* [Challenge]: Quote all entries exactly, leaving pictures aside.

— start Extracted material —

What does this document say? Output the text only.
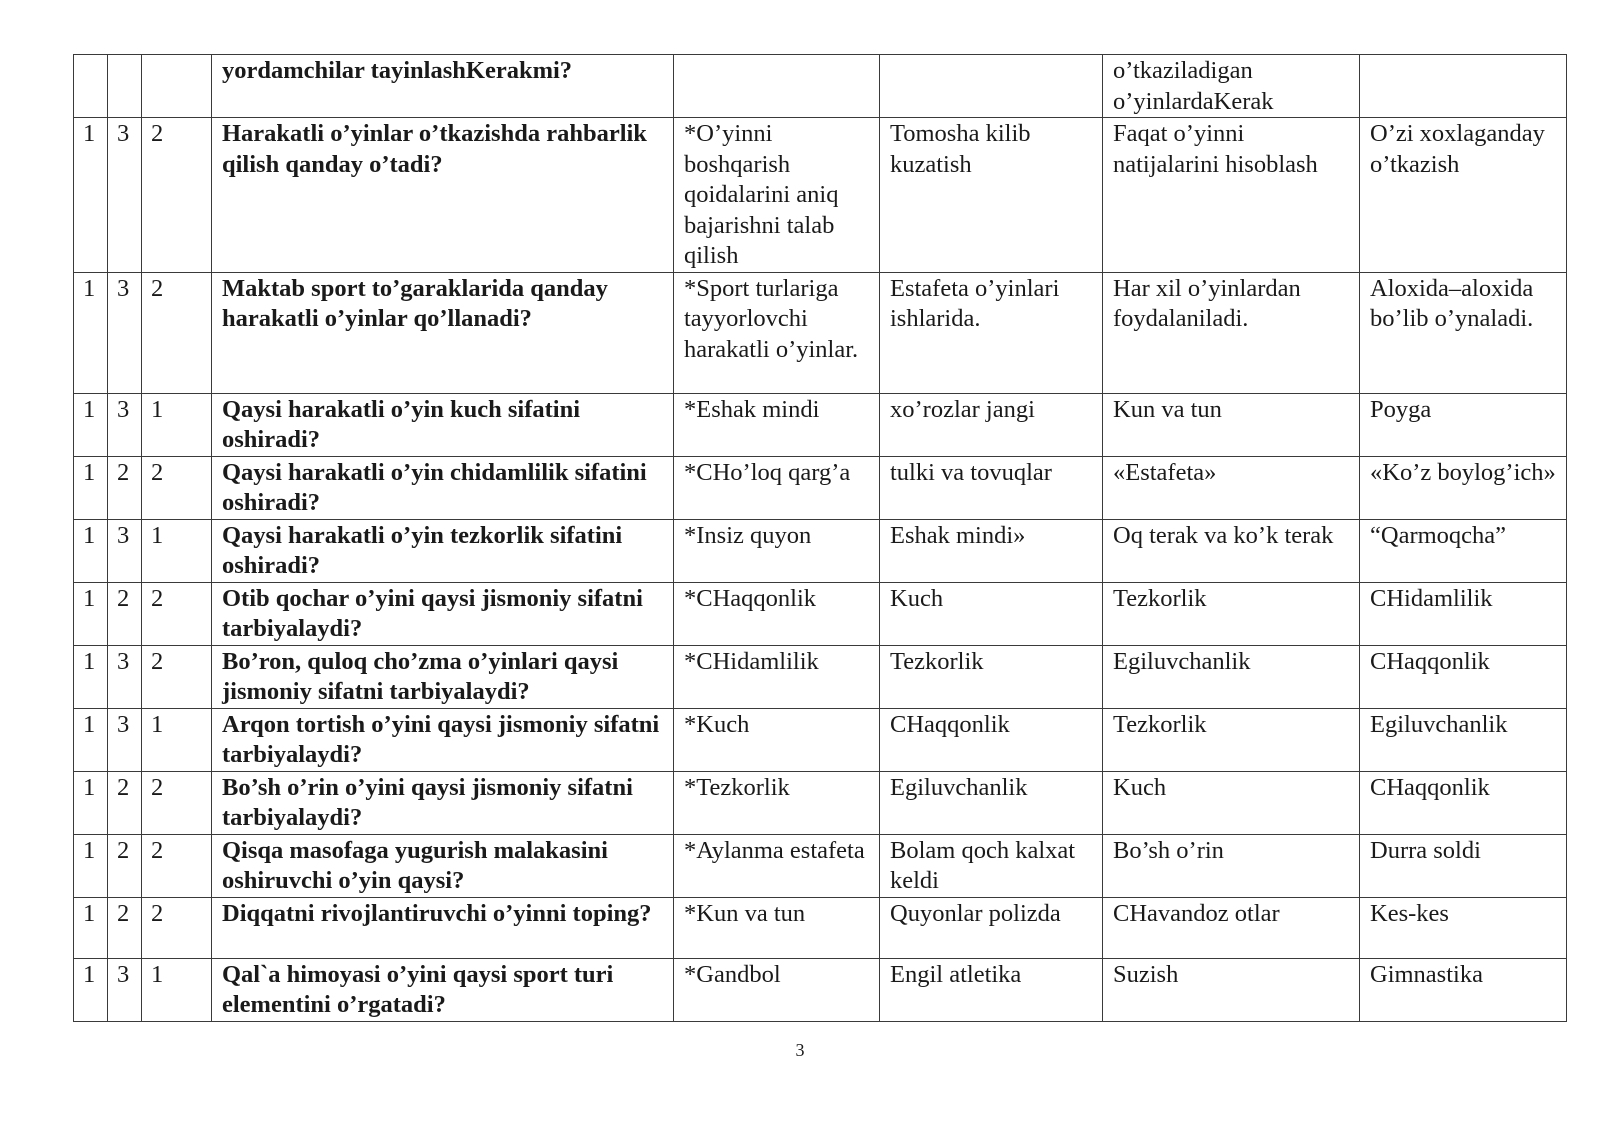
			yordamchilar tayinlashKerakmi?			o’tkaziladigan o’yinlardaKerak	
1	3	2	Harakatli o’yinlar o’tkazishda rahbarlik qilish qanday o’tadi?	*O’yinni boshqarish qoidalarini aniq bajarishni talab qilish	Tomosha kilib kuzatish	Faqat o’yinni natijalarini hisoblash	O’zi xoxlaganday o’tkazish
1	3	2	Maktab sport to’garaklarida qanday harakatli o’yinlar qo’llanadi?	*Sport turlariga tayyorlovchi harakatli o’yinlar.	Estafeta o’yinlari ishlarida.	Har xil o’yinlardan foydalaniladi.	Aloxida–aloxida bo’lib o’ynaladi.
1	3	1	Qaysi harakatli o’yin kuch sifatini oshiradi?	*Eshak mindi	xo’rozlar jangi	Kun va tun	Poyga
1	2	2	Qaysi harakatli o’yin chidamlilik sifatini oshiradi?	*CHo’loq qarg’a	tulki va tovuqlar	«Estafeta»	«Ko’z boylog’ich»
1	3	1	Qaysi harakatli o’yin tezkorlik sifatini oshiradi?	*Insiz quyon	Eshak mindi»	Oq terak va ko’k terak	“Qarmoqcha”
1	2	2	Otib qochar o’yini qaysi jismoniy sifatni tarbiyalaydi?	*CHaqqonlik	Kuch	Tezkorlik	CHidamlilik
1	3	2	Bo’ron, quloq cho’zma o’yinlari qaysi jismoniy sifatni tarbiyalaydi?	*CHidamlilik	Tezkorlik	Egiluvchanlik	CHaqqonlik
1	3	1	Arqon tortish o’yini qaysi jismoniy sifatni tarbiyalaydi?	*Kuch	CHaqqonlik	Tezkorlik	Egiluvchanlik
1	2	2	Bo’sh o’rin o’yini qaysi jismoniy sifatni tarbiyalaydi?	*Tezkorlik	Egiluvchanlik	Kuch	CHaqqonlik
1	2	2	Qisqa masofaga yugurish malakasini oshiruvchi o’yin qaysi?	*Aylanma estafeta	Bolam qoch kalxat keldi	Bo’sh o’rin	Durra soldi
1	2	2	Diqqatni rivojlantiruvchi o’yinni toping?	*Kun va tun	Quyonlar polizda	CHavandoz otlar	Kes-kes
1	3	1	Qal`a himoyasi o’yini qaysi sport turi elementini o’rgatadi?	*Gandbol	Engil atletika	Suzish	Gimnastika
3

— end Extracted material —

* [Correct answer]:
What does this document say? Output the text only.
			yordamchilar tayinlashKerakmi?			o’tkaziladigan o’yinlardaKerak	
1	3	2	Harakatli o’yinlar o’tkazishda rahbarlik qilish qanday o’tadi?	*O’yinni boshqarish qoidalarini aniq bajarishni talab qilish	Tomosha kilib kuzatish	Faqat o’yinni natijalarini hisoblash	O’zi xoxlaganday o’tkazish
1	3	2	Maktab sport to’garaklarida qanday harakatli o’yinlar qo’llanadi?	*Sport turlariga tayyorlovchi harakatli o’yinlar.	Estafeta o’yinlari ishlarida.	Har xil o’yinlardan foydalaniladi.	Aloxida–aloxida bo’lib o’ynaladi.
1	3	1	Qaysi harakatli o’yin kuch sifatini oshiradi?	*Eshak mindi	xo’rozlar jangi	Kun va tun	Poyga
1	2	2	Qaysi harakatli o’yin chidamlilik sifatini oshiradi?	*CHo’loq qarg’a	tulki va tovuqlar	«Estafeta»	«Ko’z boylog’ich»
1	3	1	Qaysi harakatli o’yin tezkorlik sifatini oshiradi?	*Insiz quyon	Eshak mindi»	Oq terak va ko’k terak	“Qarmoqcha”
1	2	2	Otib qochar o’yini qaysi jismoniy sifatni tarbiyalaydi?	*CHaqqonlik	Kuch	Tezkorlik	CHidamlilik
1	3	2	Bo’ron, quloq cho’zma o’yinlari qaysi jismoniy sifatni tarbiyalaydi?	*CHidamlilik	Tezkorlik	Egiluvchanlik	CHaqqonlik
1	3	1	Arqon tortish o’yini qaysi jismoniy sifatni tarbiyalaydi?	*Kuch	CHaqqonlik	Tezkorlik	Egiluvchanlik
1	2	2	Bo’sh o’rin o’yini qaysi jismoniy sifatni tarbiyalaydi?	*Tezkorlik	Egiluvchanlik	Kuch	CHaqqonlik
1	2	2	Qisqa masofaga yugurish malakasini oshiruvchi o’yin qaysi?	*Aylanma estafeta	Bolam qoch kalxat keldi	Bo’sh o’rin	Durra soldi
1	2	2	Diqqatni rivojlantiruvchi o’yinni toping?	*Kun va tun	Quyonlar polizda	CHavandoz otlar	Kes-kes
1	3	1	Qal`a himoyasi o’yini qaysi sport turi elementini o’rgatadi?	*Gandbol	Engil atletika	Suzish	Gimnastika
3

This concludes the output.